- Written task: Find how many lines hold the word "title". Give only the number.

Items from a figure collection:
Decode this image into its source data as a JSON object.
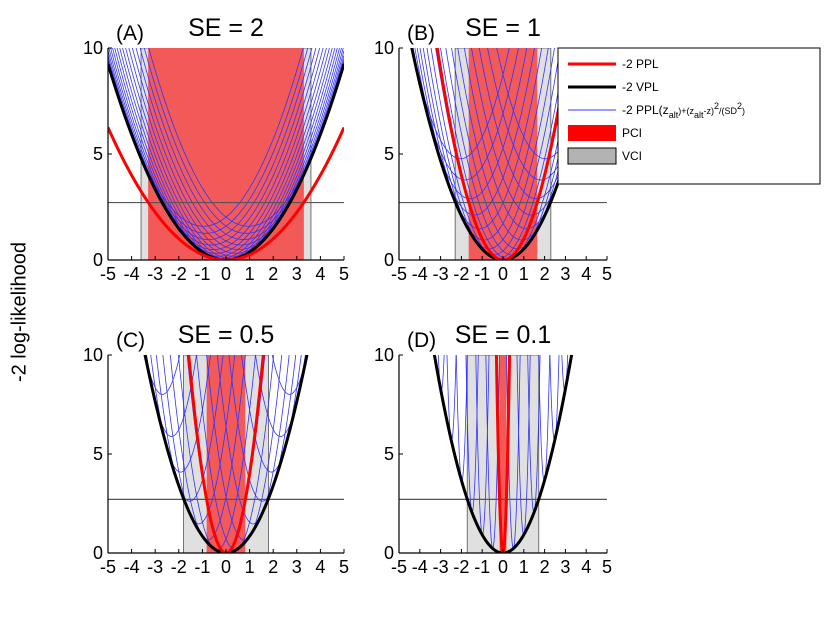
{
  "chart_data": {
    "type": "line",
    "ylabel": "-2 log-likelihood",
    "threshold_line": 2.71,
    "x_range": [
      -5,
      5
    ],
    "y_range": [
      0,
      10
    ],
    "xticks": [
      -5,
      -4,
      -3,
      -2,
      -1,
      0,
      1,
      2,
      3,
      4,
      5
    ],
    "xtick_labels": [
      "-5",
      "-4",
      "-3",
      "-2",
      "-1",
      "0",
      "1",
      "2",
      "3",
      "4",
      "5"
    ],
    "yticks": [
      0,
      5,
      10
    ],
    "ytick_labels": [
      "0",
      "5",
      "10"
    ],
    "legend": {
      "placement": "right of panel (B)",
      "entries": [
        {
          "id": "ppl",
          "label": "-2 PPL",
          "kind": "line",
          "color": "#ff0000"
        },
        {
          "id": "vpl",
          "label": "-2 VPL",
          "kind": "line",
          "color": "#000000"
        },
        {
          "id": "prof",
          "label": "-2 PPL(z_alt)+(z_alt-z)^2/(SD^2)",
          "kind": "line",
          "color": "#3333ff",
          "rich": {
            "a": "-2 PPL(z",
            "s1": "alt",
            "b": ")+(z",
            "s2": "alt",
            "c": "-z)",
            "p1": "2",
            "d": "/(SD",
            "p2": "2",
            "e": ")"
          }
        },
        {
          "id": "pci",
          "label": "PCI",
          "kind": "patch",
          "color": "#ff0000"
        },
        {
          "id": "vci",
          "label": "VCI",
          "kind": "patch",
          "color": "#b3b3b3"
        }
      ]
    },
    "panels": [
      {
        "id": "A",
        "label": "(A)",
        "title": "SE = 2",
        "se": 2,
        "vpl_curvature": 0.37,
        "vci": [
          -3.6,
          3.6
        ],
        "pci": [
          -3.3,
          3.3
        ]
      },
      {
        "id": "B",
        "label": "(B)",
        "title": "SE = 1",
        "se": 1,
        "vpl_curvature": 0.52,
        "vci": [
          -2.3,
          2.3
        ],
        "pci": [
          -1.65,
          1.65
        ]
      },
      {
        "id": "C",
        "label": "(C)",
        "title": "SE = 0.5",
        "se": 0.5,
        "vpl_curvature": 0.85,
        "vci": [
          -1.8,
          1.8
        ],
        "pci": [
          -0.82,
          0.82
        ]
      },
      {
        "id": "D",
        "label": "(D)",
        "title": "SE = 0.1",
        "se": 0.1,
        "vpl_curvature": 0.92,
        "vci": [
          -1.72,
          1.72
        ],
        "pci": [
          -0.165,
          0.165
        ]
      }
    ],
    "colors": {
      "ppl": "#ff0000",
      "vpl": "#000000",
      "profile": "#3333ff",
      "pci_fill": "#f25a5a",
      "vci_fill": "#e0e0e0",
      "threshold": "#555555"
    }
  }
}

- Answer: 4